Input material
====

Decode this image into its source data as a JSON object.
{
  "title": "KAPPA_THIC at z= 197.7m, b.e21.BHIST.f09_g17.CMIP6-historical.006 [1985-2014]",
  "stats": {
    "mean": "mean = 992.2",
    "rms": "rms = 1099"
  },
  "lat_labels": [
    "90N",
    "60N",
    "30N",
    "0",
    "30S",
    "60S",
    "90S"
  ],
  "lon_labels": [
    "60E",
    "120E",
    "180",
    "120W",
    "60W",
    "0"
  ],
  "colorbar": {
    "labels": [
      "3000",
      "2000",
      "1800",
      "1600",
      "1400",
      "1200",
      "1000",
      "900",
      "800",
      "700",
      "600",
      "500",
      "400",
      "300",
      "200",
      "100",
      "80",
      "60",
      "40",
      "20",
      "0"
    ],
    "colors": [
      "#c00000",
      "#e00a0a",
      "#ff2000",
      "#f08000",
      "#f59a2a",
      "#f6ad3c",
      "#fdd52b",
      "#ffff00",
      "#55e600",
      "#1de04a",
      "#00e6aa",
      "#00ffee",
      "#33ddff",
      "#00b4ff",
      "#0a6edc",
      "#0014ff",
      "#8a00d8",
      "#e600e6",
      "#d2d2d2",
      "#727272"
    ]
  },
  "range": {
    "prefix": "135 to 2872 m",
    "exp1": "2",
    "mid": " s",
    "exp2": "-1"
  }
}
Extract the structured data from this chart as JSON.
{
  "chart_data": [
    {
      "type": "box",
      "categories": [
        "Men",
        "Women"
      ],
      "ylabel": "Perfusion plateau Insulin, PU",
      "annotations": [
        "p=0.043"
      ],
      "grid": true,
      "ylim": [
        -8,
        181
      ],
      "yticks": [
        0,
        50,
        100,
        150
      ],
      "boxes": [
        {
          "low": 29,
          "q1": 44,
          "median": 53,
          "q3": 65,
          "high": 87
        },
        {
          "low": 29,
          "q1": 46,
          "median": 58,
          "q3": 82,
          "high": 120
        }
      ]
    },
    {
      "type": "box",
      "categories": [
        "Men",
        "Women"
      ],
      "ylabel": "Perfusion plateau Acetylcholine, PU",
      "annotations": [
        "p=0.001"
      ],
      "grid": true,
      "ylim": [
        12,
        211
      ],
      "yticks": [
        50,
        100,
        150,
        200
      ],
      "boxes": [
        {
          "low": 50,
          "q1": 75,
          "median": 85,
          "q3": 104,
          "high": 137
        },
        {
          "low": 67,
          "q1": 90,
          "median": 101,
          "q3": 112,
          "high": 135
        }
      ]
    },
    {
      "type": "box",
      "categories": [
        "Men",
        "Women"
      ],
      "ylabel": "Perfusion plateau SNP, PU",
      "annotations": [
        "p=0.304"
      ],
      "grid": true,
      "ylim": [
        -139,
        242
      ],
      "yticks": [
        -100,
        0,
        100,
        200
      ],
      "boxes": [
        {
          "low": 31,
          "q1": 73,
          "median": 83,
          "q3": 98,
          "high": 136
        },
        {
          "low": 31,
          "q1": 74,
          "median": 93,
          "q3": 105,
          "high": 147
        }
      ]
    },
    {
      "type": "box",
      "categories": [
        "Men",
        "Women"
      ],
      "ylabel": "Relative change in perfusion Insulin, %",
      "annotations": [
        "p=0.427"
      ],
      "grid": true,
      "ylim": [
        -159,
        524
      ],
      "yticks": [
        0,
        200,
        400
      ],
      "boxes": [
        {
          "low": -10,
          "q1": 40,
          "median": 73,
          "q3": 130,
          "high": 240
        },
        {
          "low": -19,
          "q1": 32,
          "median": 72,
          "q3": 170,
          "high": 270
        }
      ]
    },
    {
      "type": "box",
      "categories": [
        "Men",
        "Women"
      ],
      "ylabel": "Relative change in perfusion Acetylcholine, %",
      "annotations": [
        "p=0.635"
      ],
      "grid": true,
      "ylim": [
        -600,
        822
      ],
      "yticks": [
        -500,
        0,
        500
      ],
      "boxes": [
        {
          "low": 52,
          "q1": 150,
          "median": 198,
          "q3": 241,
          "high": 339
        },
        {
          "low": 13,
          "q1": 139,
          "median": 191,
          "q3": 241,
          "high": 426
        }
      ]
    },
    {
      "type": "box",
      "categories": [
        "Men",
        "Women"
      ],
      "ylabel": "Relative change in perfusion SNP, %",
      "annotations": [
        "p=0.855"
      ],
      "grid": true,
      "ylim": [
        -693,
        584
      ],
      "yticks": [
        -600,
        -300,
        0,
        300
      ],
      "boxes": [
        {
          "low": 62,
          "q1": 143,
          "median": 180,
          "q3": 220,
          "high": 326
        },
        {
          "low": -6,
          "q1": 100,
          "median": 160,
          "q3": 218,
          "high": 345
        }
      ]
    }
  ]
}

====

Task statement
Show all lines in the entries above where the string "ylabel" appears.

Reply to the exercise
      "ylabel": "Perfusion plateau Insulin, PU",
      "ylabel": "Perfusion plateau Acetylcholine, PU",
      "ylabel": "Perfusion plateau SNP, PU",
      "ylabel": "Relative change in perfusion Insulin, %",
      "ylabel": "Relative change in perfusion Acetylcholine, %",
      "ylabel": "Relative change in perfusion SNP, %",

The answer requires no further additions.